WHAT THE TASK ASKS
Give the number of lines that include the word "Metode", nothing more.
-- Begin PROVIDED DATA --
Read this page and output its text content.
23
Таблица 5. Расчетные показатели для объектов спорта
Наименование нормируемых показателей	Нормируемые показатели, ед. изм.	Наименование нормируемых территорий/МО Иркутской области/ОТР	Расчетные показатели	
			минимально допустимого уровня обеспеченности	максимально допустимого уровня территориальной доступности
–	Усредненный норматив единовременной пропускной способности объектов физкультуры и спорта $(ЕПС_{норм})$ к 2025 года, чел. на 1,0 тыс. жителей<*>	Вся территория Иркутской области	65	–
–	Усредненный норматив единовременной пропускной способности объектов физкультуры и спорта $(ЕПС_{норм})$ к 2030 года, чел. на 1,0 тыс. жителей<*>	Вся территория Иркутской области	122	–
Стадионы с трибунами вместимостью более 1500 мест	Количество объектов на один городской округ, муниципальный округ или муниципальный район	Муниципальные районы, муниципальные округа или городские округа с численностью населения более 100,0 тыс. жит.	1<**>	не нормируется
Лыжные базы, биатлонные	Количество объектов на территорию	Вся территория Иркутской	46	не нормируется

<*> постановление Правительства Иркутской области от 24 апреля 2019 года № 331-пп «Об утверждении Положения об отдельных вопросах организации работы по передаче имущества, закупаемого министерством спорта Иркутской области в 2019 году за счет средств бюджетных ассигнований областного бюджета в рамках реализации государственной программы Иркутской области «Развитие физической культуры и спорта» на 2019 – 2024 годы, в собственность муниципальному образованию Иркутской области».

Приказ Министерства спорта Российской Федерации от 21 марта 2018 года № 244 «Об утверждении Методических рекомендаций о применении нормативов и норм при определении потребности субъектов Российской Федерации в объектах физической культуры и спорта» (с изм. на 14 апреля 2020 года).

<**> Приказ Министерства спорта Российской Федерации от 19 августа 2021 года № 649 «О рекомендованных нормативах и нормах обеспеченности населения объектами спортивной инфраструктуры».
-- End PROVIDED DATA --
-- Begin PROVIDED DATA --
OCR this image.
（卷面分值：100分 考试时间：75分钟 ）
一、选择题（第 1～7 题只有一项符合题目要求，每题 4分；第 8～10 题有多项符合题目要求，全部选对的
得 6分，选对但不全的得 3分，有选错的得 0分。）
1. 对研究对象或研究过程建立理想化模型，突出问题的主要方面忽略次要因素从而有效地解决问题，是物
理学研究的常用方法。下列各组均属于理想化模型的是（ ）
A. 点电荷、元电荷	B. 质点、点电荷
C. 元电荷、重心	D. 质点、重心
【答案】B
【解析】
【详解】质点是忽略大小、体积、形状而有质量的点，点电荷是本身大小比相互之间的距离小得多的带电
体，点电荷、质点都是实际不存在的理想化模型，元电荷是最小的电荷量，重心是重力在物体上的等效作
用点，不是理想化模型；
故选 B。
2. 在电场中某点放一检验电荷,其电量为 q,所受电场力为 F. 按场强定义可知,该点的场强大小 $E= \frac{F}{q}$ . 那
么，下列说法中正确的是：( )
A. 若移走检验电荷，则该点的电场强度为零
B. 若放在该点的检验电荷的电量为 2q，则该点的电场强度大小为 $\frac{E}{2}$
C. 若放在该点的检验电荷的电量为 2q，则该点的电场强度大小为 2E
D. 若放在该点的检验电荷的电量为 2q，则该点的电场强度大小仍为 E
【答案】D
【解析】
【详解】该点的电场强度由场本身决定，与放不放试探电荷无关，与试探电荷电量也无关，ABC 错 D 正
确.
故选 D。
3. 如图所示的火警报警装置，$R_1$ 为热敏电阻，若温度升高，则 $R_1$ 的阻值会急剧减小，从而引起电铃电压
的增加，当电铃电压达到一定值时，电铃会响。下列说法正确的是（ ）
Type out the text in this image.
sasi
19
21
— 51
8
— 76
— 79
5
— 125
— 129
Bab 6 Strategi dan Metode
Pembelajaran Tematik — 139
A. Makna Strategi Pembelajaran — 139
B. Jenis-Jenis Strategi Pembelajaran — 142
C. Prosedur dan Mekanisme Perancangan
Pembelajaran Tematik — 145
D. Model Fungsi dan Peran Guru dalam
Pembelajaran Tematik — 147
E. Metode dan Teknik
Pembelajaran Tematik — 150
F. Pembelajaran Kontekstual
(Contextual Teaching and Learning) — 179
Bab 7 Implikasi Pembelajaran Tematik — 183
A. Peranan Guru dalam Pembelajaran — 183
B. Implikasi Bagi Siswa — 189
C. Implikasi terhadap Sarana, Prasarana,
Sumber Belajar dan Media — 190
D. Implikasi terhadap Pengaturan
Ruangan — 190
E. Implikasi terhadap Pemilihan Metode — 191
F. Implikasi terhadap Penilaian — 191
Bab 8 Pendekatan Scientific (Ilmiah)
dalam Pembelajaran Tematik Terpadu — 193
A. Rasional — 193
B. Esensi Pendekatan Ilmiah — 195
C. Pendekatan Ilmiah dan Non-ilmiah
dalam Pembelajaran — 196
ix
-- End PROVIDED DATA --
-- Begin PROVIDED DATA --
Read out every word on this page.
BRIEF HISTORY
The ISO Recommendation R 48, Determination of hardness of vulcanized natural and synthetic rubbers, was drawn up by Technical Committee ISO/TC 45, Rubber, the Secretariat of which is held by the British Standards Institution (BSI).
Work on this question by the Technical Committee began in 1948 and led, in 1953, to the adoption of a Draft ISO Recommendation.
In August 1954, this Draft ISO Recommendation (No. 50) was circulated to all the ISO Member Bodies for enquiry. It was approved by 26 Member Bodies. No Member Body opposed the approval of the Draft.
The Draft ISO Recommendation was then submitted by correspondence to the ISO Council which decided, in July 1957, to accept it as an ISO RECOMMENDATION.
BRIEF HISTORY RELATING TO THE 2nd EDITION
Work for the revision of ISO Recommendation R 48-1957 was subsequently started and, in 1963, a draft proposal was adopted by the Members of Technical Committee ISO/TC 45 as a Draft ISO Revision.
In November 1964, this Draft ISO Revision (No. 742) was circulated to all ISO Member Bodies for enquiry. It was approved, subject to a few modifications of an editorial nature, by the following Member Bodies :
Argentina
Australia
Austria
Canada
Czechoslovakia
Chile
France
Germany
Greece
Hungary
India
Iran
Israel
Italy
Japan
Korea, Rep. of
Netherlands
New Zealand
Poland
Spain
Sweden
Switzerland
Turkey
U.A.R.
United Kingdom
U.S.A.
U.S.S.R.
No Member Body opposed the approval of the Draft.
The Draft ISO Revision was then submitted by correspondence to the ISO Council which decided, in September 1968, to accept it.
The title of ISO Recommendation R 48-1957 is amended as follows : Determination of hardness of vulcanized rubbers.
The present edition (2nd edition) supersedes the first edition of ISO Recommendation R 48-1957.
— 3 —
-- End PROVIDED DATA --
CORRECT ANSWER
3